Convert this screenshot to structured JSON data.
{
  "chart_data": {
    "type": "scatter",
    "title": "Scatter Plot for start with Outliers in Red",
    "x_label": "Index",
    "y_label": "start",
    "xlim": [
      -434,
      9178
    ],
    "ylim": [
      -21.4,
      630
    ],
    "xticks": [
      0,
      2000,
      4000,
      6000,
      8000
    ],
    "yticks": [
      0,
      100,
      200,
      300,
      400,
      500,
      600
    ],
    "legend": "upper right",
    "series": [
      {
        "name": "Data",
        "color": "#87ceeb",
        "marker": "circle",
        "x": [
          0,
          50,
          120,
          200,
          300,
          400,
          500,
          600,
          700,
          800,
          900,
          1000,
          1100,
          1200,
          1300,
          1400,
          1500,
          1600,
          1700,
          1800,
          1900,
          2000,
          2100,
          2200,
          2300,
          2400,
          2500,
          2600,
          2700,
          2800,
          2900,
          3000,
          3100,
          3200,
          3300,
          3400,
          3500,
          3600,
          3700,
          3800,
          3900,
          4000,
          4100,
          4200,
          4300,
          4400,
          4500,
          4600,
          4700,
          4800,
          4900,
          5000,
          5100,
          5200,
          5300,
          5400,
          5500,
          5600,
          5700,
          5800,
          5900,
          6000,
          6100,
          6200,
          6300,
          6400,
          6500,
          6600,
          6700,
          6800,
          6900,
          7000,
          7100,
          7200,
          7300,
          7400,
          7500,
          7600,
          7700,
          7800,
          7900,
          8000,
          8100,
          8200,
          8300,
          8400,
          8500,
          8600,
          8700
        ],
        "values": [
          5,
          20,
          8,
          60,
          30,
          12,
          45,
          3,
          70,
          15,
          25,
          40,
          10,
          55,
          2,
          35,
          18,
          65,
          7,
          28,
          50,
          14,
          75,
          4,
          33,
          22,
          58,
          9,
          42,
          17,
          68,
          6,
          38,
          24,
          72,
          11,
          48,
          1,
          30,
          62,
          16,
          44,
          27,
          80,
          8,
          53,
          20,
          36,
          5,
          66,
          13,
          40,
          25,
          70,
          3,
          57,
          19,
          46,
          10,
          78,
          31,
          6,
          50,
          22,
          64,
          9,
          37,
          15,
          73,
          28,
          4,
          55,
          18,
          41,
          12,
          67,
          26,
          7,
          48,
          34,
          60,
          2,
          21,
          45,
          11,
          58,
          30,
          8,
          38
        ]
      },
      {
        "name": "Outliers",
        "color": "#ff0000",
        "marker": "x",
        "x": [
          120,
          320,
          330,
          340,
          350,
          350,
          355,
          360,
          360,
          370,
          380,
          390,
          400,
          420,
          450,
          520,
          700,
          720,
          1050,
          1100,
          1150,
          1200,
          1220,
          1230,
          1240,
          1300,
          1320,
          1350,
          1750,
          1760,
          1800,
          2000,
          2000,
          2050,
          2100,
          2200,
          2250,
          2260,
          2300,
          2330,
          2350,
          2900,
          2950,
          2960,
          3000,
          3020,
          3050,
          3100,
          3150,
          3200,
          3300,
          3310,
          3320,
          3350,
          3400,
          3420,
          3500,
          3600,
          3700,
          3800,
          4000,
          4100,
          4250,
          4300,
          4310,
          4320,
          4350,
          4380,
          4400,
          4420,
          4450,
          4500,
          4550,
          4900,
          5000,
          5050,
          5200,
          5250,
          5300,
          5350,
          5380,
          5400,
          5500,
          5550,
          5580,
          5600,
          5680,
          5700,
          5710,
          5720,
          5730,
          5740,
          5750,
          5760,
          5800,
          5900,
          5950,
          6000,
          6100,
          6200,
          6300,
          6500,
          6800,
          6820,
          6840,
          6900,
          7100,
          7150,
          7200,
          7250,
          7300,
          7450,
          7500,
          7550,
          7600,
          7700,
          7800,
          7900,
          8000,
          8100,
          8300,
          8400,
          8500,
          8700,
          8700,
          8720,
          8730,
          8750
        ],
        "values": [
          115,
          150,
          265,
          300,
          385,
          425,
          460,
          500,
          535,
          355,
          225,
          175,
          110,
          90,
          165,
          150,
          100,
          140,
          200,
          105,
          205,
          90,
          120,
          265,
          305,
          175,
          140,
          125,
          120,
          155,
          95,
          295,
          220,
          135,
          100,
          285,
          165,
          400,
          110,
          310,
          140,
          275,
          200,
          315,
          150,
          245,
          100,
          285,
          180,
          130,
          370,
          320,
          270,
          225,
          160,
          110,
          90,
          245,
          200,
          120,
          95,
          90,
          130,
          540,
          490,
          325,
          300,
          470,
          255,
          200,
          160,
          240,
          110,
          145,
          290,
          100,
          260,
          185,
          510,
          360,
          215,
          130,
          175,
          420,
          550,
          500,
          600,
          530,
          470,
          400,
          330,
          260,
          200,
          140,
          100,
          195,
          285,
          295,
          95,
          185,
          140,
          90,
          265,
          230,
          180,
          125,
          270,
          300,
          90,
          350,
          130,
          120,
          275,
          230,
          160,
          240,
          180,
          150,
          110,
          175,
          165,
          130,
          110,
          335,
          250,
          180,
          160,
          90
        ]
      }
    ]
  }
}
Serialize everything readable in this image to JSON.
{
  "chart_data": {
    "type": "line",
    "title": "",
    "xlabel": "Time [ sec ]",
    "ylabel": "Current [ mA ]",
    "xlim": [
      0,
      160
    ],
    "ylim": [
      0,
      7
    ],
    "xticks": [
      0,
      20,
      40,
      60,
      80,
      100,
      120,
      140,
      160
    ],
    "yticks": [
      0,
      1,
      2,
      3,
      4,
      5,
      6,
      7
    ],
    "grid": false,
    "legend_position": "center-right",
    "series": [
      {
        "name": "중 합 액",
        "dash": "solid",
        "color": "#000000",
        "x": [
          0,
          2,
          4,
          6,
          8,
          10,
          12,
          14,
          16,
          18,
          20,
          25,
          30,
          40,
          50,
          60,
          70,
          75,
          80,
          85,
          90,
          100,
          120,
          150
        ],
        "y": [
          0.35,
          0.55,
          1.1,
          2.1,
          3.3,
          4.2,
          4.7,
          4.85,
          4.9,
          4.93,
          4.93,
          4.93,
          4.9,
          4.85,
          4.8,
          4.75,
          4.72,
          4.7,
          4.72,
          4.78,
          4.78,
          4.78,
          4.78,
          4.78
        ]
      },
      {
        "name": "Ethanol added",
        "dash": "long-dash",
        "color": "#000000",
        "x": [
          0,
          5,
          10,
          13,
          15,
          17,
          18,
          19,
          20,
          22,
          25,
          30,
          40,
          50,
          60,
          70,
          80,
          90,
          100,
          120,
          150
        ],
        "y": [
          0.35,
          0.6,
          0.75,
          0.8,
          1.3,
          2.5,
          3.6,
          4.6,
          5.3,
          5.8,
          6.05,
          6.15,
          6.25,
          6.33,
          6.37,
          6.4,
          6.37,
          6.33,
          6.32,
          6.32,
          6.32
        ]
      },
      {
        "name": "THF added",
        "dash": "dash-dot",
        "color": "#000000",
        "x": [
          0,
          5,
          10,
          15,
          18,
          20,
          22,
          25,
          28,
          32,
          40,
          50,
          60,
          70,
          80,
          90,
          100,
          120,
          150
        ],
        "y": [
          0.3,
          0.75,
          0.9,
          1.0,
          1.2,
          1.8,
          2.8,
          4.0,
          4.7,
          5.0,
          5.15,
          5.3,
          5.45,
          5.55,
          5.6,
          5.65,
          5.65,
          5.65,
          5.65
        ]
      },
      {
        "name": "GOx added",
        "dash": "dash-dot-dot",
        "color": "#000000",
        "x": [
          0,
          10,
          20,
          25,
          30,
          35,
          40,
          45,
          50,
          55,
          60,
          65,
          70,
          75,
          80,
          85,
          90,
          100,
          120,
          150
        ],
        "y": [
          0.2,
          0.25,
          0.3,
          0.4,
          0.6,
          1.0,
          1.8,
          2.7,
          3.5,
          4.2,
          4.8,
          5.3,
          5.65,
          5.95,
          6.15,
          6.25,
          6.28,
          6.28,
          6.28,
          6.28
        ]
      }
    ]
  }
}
****
### [YOUR TASK]
Take each line containing the string "start" and copy it out.

### [COMPLETED TASK]
    "title": "Scatter Plot for start with Outliers in Red",
    "y_label": "start",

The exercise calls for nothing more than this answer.